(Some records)
---------------

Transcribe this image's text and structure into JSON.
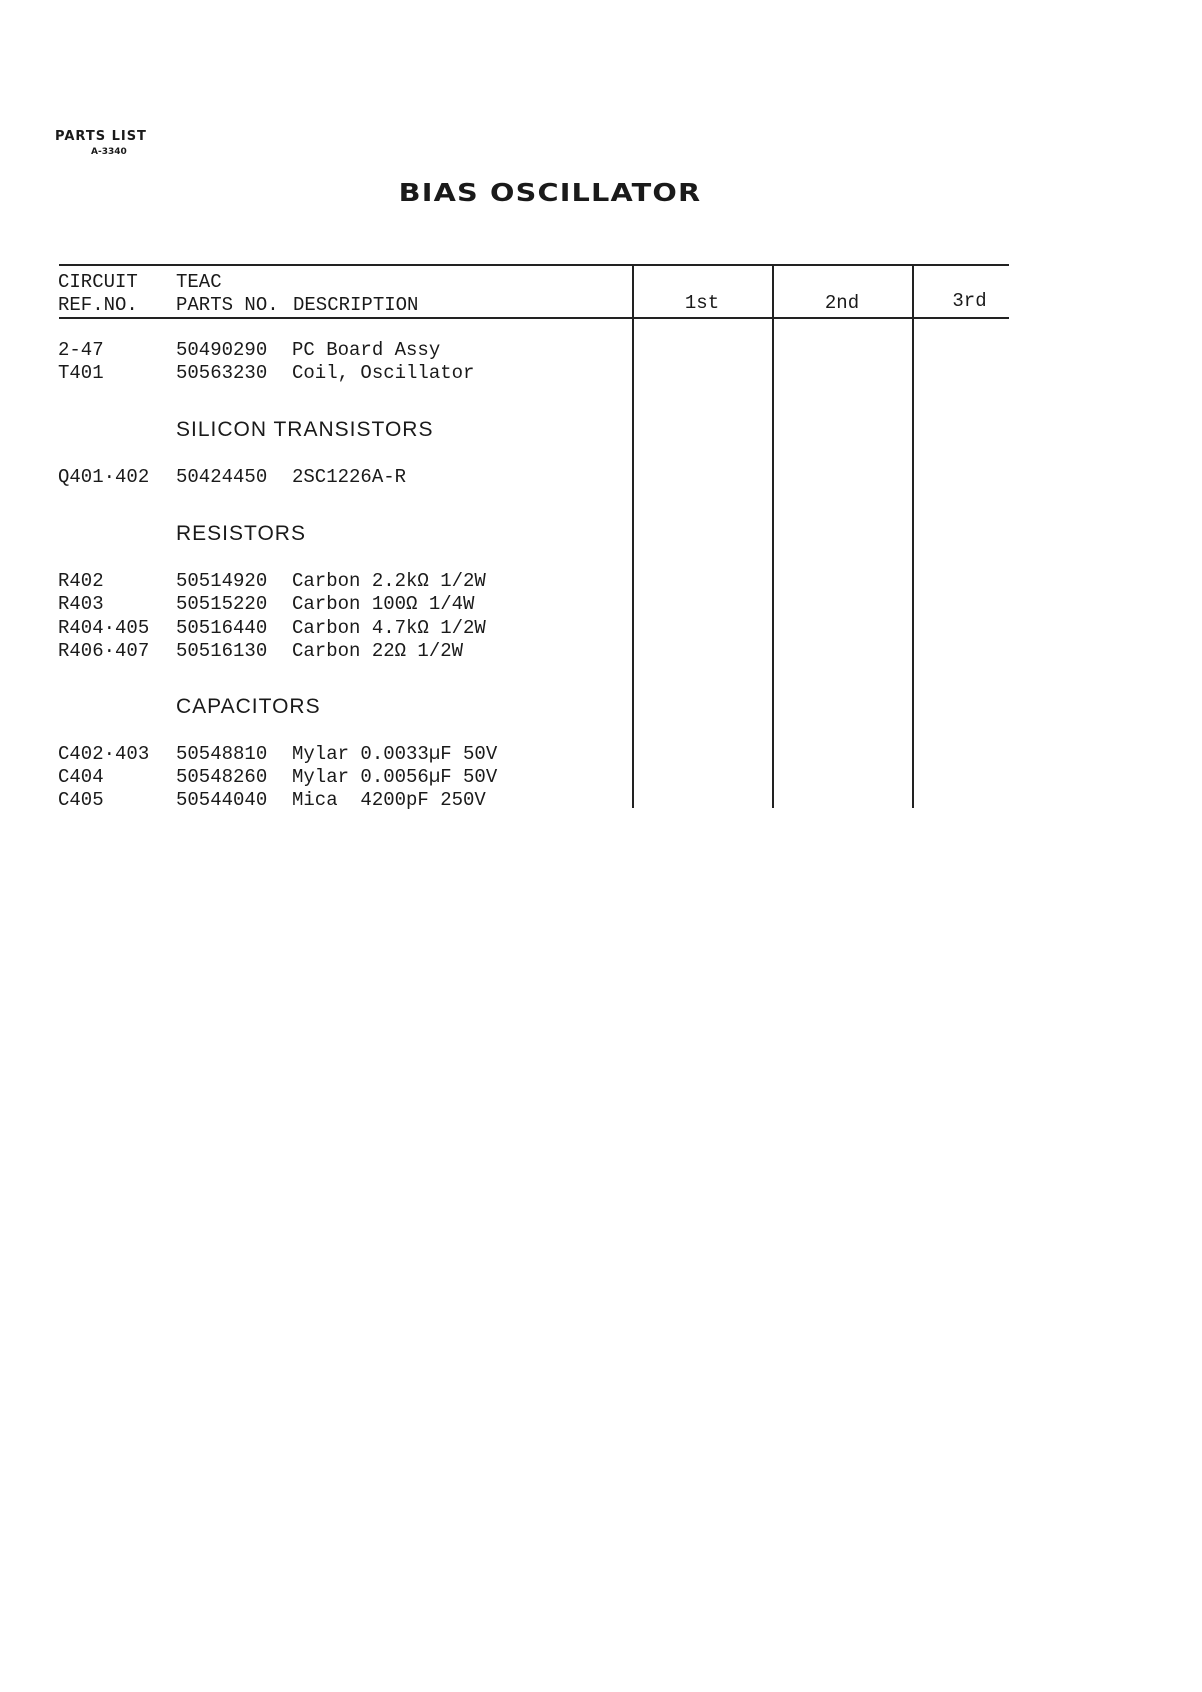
{
  "header": {
    "label": "PARTS LIST",
    "code": "A-3340",
    "title": "BIAS OSCILLATOR"
  },
  "table": {
    "columns": {
      "ref": [
        "CIRCUIT",
        "REF.NO."
      ],
      "parts": [
        "TEAC",
        "PARTS NO."
      ],
      "description": "DESCRIPTION",
      "first": "1st",
      "second": "2nd",
      "third": "3rd"
    },
    "rows": [
      {
        "ref": "2-47",
        "part": "50490290",
        "desc": "PC Board Assy"
      },
      {
        "ref": "T401",
        "part": "50563230",
        "desc": "Coil, Oscillator"
      },
      {
        "section": "SILICON TRANSISTORS"
      },
      {
        "ref": "Q401·402",
        "part": "50424450",
        "desc": "2SC1226A-R"
      },
      {
        "section": "RESISTORS"
      },
      {
        "ref": "R402",
        "part": "50514920",
        "desc": "Carbon 2.2kΩ 1/2W"
      },
      {
        "ref": "R403",
        "part": "50515220",
        "desc": "Carbon 100Ω 1/4W"
      },
      {
        "ref": "R404·405",
        "part": "50516440",
        "desc": "Carbon 4.7kΩ 1/2W"
      },
      {
        "ref": "R406·407",
        "part": "50516130",
        "desc": "Carbon 22Ω 1/2W"
      },
      {
        "section": "CAPACITORS"
      },
      {
        "ref": "C402·403",
        "part": "50548810",
        "desc": "Mylar 0.0033µF 50V"
      },
      {
        "ref": "C404",
        "part": "50548260",
        "desc": "Mylar 0.0056µF 50V"
      },
      {
        "ref": "C405",
        "part": "50544040",
        "desc": "Mica  4200pF 250V"
      }
    ]
  }
}
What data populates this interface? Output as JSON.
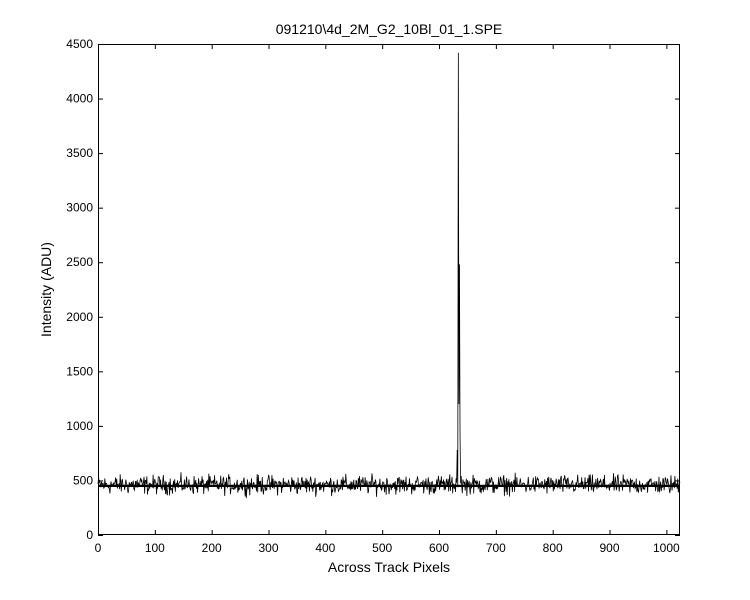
{
  "chart_data": {
    "type": "line",
    "title": "091210\\4d_2M_G2_10Bl_01_1.SPE",
    "xlabel": "Across Track Pixels",
    "ylabel": "Intensity (ADU)",
    "xlim": [
      0,
      1024
    ],
    "ylim": [
      0,
      4500
    ],
    "xticks": [
      0,
      100,
      200,
      300,
      400,
      500,
      600,
      700,
      800,
      900,
      1000
    ],
    "yticks": [
      0,
      500,
      1000,
      1500,
      2000,
      2500,
      3000,
      3500,
      4000,
      4500
    ],
    "grid": false,
    "legend": "none",
    "series": [
      {
        "color": "#000000",
        "baseline": 460,
        "noise_amplitude": 80,
        "peaks": [
          {
            "x": 630,
            "y": 520
          },
          {
            "x": 632,
            "y": 780
          },
          {
            "x": 634,
            "y": 4420
          },
          {
            "x": 635,
            "y": 1200
          },
          {
            "x": 636,
            "y": 2480
          },
          {
            "x": 637,
            "y": 900
          },
          {
            "x": 639,
            "y": 540
          }
        ]
      },
      {
        "color": "#000000",
        "constant": 450
      }
    ]
  }
}
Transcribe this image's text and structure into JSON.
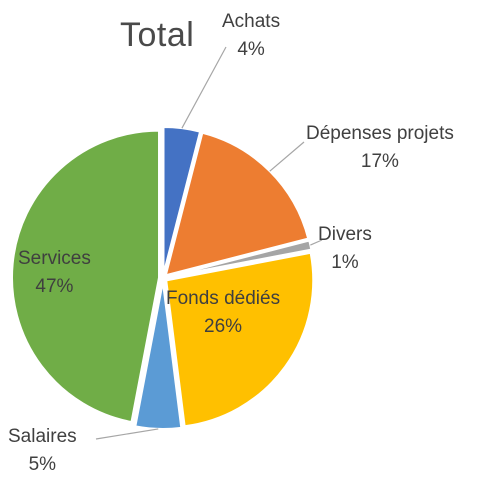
{
  "chart_data": {
    "type": "pie",
    "title": "Total",
    "slices": [
      {
        "name": "Achats",
        "value": 4,
        "label": "4%",
        "color": "#4472c4"
      },
      {
        "name": "Dépenses projets",
        "value": 17,
        "label": "17%",
        "color": "#ed7d31"
      },
      {
        "name": "Divers",
        "value": 1,
        "label": "1%",
        "color": "#a5a5a5"
      },
      {
        "name": "Fonds dédiés",
        "value": 26,
        "label": "26%",
        "color": "#ffc000"
      },
      {
        "name": "Salaires",
        "value": 5,
        "label": "5%",
        "color": "#5b9bd5"
      },
      {
        "name": "Services",
        "value": 47,
        "label": "47%",
        "color": "#70ad47"
      }
    ],
    "start_angle_deg": 0,
    "direction": "clockwise",
    "exploded": true,
    "legend": "none"
  }
}
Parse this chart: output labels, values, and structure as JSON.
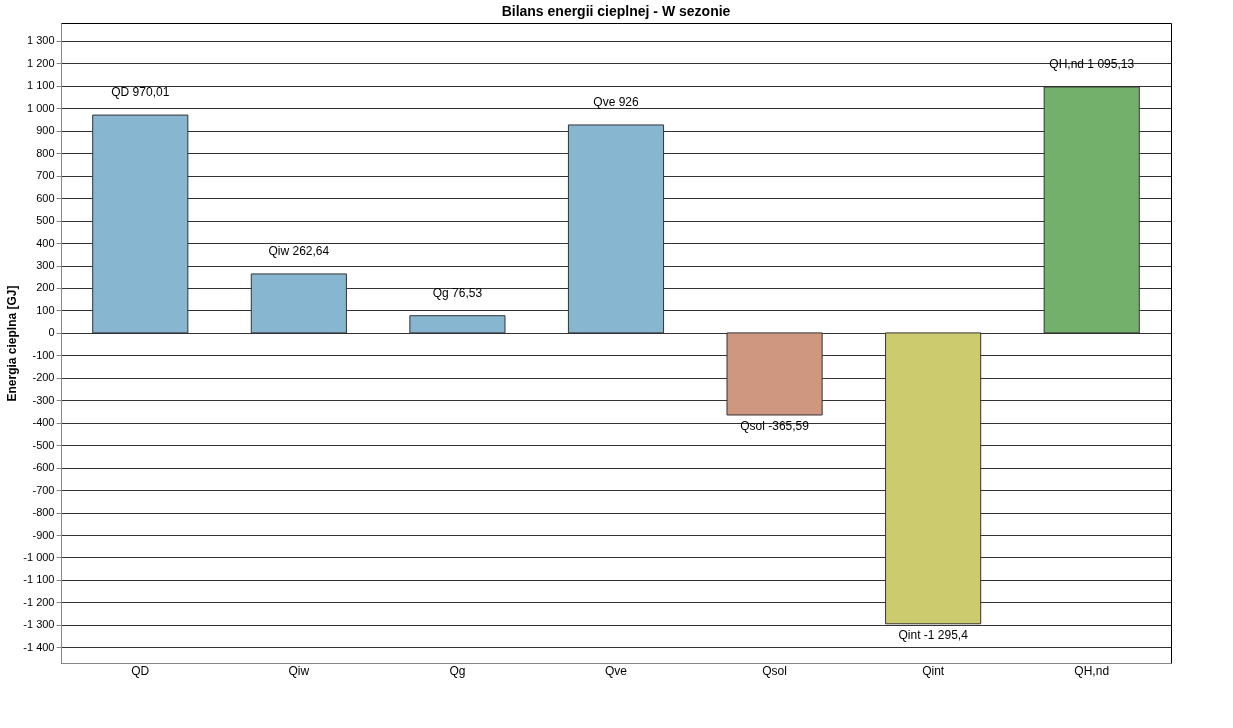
{
  "chart_data": {
    "type": "bar",
    "title": "Bilans energii cieplnej - W sezonie",
    "ylabel": "Energia cieplna [GJ]",
    "categories": [
      "QD",
      "Qiw",
      "Qg",
      "Qve",
      "Qsol",
      "Qint",
      "QH,nd"
    ],
    "values": [
      970.01,
      262.64,
      76.53,
      926,
      -365.59,
      -1295.4,
      1095.13
    ],
    "value_labels": [
      "QD 970,01",
      "Qiw 262,64",
      "Qg 76,53",
      "Qve 926",
      "Qsol -365,59",
      "Qint -1 295,4",
      "QH,nd 1 095,13"
    ],
    "colors": [
      "#87b6d0",
      "#87b6d0",
      "#87b6d0",
      "#87b6d0",
      "#cf977f",
      "#cccc6e",
      "#73b06c"
    ],
    "ylim": [
      -1470,
      1380
    ],
    "yticks": [
      {
        "value": -1400,
        "label": "-1 400"
      },
      {
        "value": -1300,
        "label": "-1 300"
      },
      {
        "value": -1200,
        "label": "-1 200"
      },
      {
        "value": -1100,
        "label": "-1 100"
      },
      {
        "value": -1000,
        "label": "-1 000"
      },
      -900,
      -800,
      -700,
      -600,
      -500,
      -400,
      -300,
      -200,
      -100,
      0,
      100,
      200,
      300,
      400,
      500,
      600,
      700,
      800,
      900,
      {
        "value": 1000,
        "label": "1 000"
      },
      {
        "value": 1100,
        "label": "1 100"
      },
      {
        "value": 1200,
        "label": "1 200"
      },
      {
        "value": 1300,
        "label": "1 300"
      }
    ],
    "grid": "y"
  }
}
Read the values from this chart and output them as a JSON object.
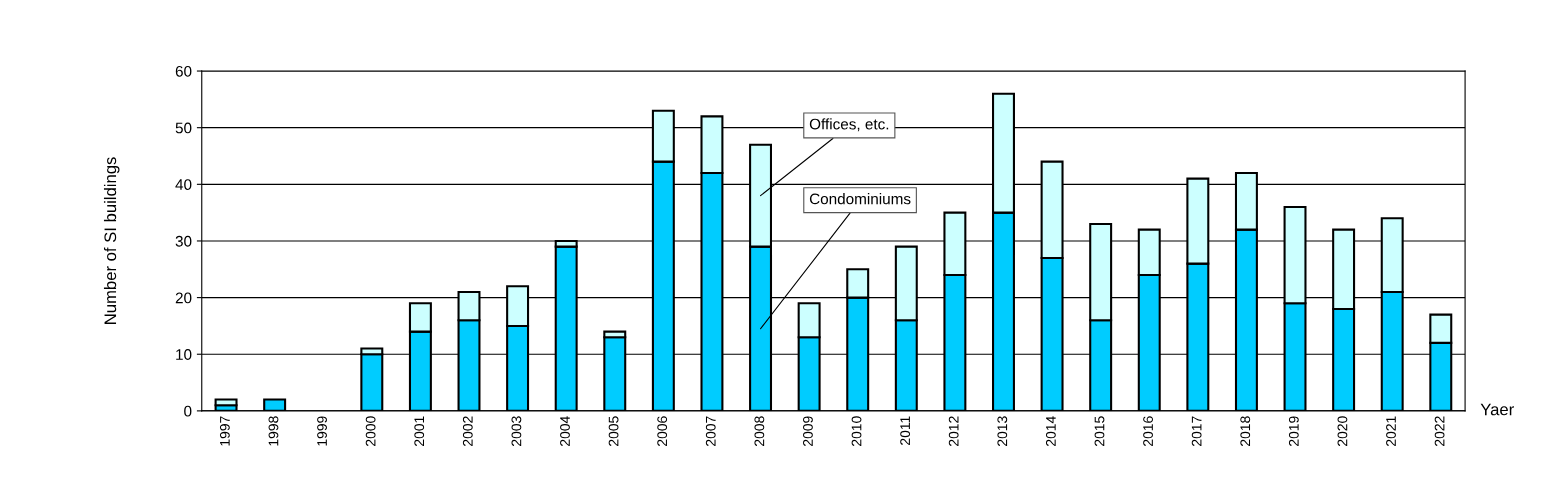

---------------

## Short exercise:
Print all entries exactly. The images do not belong in the copy.

## Correct output:
Transcribe this image's text and structure into JSON.
{
  "header": {
    "label": "PARTS LIST",
    "code": "A-3340",
    "title": "BIAS OSCILLATOR"
  },
  "table": {
    "columns": {
      "ref": [
        "CIRCUIT",
        "REF.NO."
      ],
      "parts": [
        "TEAC",
        "PARTS NO."
      ],
      "description": "DESCRIPTION",
      "first": "1st",
      "second": "2nd",
      "third": "3rd"
    },
    "rows": [
      {
        "ref": "2-47",
        "part": "50490290",
        "desc": "PC Board Assy"
      },
      {
        "ref": "T401",
        "part": "50563230",
        "desc": "Coil, Oscillator"
      },
      {
        "section": "SILICON TRANSISTORS"
      },
      {
        "ref": "Q401·402",
        "part": "50424450",
        "desc": "2SC1226A-R"
      },
      {
        "section": "RESISTORS"
      },
      {
        "ref": "R402",
        "part": "50514920",
        "desc": "Carbon 2.2kΩ 1/2W"
      },
      {
        "ref": "R403",
        "part": "50515220",
        "desc": "Carbon 100Ω 1/4W"
      },
      {
        "ref": "R404·405",
        "part": "50516440",
        "desc": "Carbon 4.7kΩ 1/2W"
      },
      {
        "ref": "R406·407",
        "part": "50516130",
        "desc": "Carbon 22Ω 1/2W"
      },
      {
        "section": "CAPACITORS"
      },
      {
        "ref": "C402·403",
        "part": "50548810",
        "desc": "Mylar 0.0033µF 50V"
      },
      {
        "ref": "C404",
        "part": "50548260",
        "desc": "Mylar 0.0056µF 50V"
      },
      {
        "ref": "C405",
        "part": "50544040",
        "desc": "Mica  4200pF 250V"
      }
    ]
  }
}
What data populates this interface? Output as JSON.
{
  "chart_data": {
    "type": "line",
    "title": "091210\\4d_2M_G2_10Bl_01_1.SPE",
    "xlabel": "Across Track Pixels",
    "ylabel": "Intensity (ADU)",
    "xlim": [
      0,
      1024
    ],
    "ylim": [
      0,
      4500
    ],
    "xticks": [
      0,
      100,
      200,
      300,
      400,
      500,
      600,
      700,
      800,
      900,
      1000
    ],
    "yticks": [
      0,
      500,
      1000,
      1500,
      2000,
      2500,
      3000,
      3500,
      4000,
      4500
    ],
    "grid": false,
    "legend": "none",
    "series": [
      {
        "color": "#000000",
        "baseline": 460,
        "noise_amplitude": 80,
        "peaks": [
          {
            "x": 630,
            "y": 520
          },
          {
            "x": 632,
            "y": 780
          },
          {
            "x": 634,
            "y": 4420
          },
          {
            "x": 635,
            "y": 1200
          },
          {
            "x": 636,
            "y": 2480
          },
          {
            "x": 637,
            "y": 900
          },
          {
            "x": 639,
            "y": 540
          }
        ]
      },
      {
        "color": "#000000",
        "constant": 450
      }
    ]
  }
}
Transcribe this image's text and structure into JSON.
{
  "chart_data": {
    "type": "pie",
    "title": "Total",
    "slices": [
      {
        "name": "Achats",
        "value": 4,
        "label": "4%",
        "color": "#4472c4"
      },
      {
        "name": "Dépenses projets",
        "value": 17,
        "label": "17%",
        "color": "#ed7d31"
      },
      {
        "name": "Divers",
        "value": 1,
        "label": "1%",
        "color": "#a5a5a5"
      },
      {
        "name": "Fonds dédiés",
        "value": 26,
        "label": "26%",
        "color": "#ffc000"
      },
      {
        "name": "Salaires",
        "value": 5,
        "label": "5%",
        "color": "#5b9bd5"
      },
      {
        "name": "Services",
        "value": 47,
        "label": "47%",
        "color": "#70ad47"
      }
    ],
    "start_angle_deg": 0,
    "direction": "clockwise",
    "exploded": true,
    "legend": "none"
  }
}
Parse this chart: output labels, values, and structure as JSON.
{
  "chart_data": {
    "type": "bar",
    "title": "Bilans energii cieplnej - W sezonie",
    "ylabel": "Energia cieplna [GJ]",
    "categories": [
      "QD",
      "Qiw",
      "Qg",
      "Qve",
      "Qsol",
      "Qint",
      "QH,nd"
    ],
    "values": [
      970.01,
      262.64,
      76.53,
      926,
      -365.59,
      -1295.4,
      1095.13
    ],
    "value_labels": [
      "QD 970,01",
      "Qiw 262,64",
      "Qg 76,53",
      "Qve 926",
      "Qsol -365,59",
      "Qint -1 295,4",
      "QH,nd 1 095,13"
    ],
    "colors": [
      "#87b6d0",
      "#87b6d0",
      "#87b6d0",
      "#87b6d0",
      "#cf977f",
      "#cccc6e",
      "#73b06c"
    ],
    "ylim": [
      -1470,
      1380
    ],
    "yticks": [
      {
        "value": -1400,
        "label": "-1 400"
      },
      {
        "value": -1300,
        "label": "-1 300"
      },
      {
        "value": -1200,
        "label": "-1 200"
      },
      {
        "value": -1100,
        "label": "-1 100"
      },
      {
        "value": -1000,
        "label": "-1 000"
      },
      -900,
      -800,
      -700,
      -600,
      -500,
      -400,
      -300,
      -200,
      -100,
      0,
      100,
      200,
      300,
      400,
      500,
      600,
      700,
      800,
      900,
      {
        "value": 1000,
        "label": "1 000"
      },
      {
        "value": 1100,
        "label": "1 100"
      },
      {
        "value": 1200,
        "label": "1 200"
      },
      {
        "value": 1300,
        "label": "1 300"
      }
    ],
    "grid": "y"
  }
}
Read the values from this chart and output them as a JSON object.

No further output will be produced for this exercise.